Material supplied
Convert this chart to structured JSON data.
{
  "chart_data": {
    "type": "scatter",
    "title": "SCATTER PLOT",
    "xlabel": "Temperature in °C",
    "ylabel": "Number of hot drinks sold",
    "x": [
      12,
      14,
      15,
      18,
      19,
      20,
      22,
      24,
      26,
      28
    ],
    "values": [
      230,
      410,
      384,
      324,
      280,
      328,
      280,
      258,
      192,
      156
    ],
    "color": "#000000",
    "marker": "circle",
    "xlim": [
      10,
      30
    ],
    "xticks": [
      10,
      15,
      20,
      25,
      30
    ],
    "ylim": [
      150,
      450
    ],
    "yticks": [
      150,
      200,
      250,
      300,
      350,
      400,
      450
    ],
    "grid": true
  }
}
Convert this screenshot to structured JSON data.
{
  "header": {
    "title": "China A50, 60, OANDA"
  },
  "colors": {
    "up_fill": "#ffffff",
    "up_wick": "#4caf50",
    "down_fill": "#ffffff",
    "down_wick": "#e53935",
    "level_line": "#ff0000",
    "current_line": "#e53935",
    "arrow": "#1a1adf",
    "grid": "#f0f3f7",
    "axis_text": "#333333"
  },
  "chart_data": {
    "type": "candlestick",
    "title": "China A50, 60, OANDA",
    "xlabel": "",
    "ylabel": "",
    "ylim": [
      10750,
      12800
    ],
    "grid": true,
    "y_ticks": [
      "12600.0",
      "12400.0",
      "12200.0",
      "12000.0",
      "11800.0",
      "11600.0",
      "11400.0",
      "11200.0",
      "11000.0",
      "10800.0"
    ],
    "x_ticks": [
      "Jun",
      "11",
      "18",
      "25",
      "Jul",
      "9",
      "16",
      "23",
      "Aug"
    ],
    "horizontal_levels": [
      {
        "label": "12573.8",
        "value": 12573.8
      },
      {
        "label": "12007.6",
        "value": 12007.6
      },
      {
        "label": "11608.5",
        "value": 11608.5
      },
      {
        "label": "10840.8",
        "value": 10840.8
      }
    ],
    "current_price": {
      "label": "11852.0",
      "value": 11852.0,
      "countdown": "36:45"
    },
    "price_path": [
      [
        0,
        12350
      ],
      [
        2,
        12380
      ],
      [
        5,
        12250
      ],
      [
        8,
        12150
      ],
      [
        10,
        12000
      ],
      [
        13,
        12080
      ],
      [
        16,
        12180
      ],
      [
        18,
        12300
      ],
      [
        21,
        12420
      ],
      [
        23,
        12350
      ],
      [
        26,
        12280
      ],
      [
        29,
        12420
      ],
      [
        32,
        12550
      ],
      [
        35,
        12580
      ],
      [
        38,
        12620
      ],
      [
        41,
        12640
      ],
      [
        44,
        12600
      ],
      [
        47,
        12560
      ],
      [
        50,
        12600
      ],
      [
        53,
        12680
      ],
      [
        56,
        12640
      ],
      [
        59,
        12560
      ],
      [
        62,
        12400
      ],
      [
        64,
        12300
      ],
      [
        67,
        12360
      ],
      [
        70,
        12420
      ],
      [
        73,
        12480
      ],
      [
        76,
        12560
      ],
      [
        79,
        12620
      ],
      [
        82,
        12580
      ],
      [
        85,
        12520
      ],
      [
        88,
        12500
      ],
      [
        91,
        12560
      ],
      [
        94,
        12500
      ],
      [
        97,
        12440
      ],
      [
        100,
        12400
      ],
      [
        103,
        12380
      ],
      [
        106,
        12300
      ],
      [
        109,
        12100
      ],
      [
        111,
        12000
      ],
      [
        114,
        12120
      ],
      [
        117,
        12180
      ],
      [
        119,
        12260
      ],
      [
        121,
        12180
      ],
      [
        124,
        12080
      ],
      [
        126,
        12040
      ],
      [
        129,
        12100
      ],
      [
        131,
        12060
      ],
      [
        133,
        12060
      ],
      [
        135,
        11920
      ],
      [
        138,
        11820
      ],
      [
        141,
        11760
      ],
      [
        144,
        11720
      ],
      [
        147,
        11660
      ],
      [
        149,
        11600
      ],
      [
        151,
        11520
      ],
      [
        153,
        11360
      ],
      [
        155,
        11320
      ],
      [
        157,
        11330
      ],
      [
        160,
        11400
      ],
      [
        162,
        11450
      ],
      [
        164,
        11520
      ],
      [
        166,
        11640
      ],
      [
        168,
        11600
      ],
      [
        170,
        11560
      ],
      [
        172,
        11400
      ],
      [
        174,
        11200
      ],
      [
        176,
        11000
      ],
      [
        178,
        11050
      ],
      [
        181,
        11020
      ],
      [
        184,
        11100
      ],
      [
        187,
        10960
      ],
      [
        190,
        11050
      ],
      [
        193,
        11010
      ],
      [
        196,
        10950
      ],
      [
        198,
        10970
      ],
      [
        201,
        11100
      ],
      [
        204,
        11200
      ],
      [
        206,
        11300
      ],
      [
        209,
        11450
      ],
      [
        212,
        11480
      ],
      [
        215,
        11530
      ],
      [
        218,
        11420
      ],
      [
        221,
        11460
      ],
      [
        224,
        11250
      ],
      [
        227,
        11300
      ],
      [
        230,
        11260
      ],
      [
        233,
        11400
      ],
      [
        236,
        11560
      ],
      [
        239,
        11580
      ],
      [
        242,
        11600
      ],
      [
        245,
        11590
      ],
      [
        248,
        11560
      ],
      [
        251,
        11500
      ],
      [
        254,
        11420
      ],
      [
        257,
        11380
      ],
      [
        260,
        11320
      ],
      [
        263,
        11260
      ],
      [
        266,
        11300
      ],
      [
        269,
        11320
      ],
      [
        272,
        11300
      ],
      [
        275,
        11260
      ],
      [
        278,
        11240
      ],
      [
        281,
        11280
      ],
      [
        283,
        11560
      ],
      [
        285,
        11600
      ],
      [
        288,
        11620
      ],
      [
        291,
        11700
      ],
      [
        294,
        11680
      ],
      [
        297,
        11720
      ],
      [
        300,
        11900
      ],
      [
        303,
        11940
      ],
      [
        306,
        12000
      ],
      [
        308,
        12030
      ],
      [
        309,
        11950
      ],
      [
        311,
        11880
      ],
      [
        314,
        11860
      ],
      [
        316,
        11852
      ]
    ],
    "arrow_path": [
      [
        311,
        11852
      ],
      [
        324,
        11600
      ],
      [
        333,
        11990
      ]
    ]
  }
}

The problem
Look through the records and gather every line containing "ylabel".

Solution
    "ylabel": "Number of hot drinks sold",
    "ylabel": "",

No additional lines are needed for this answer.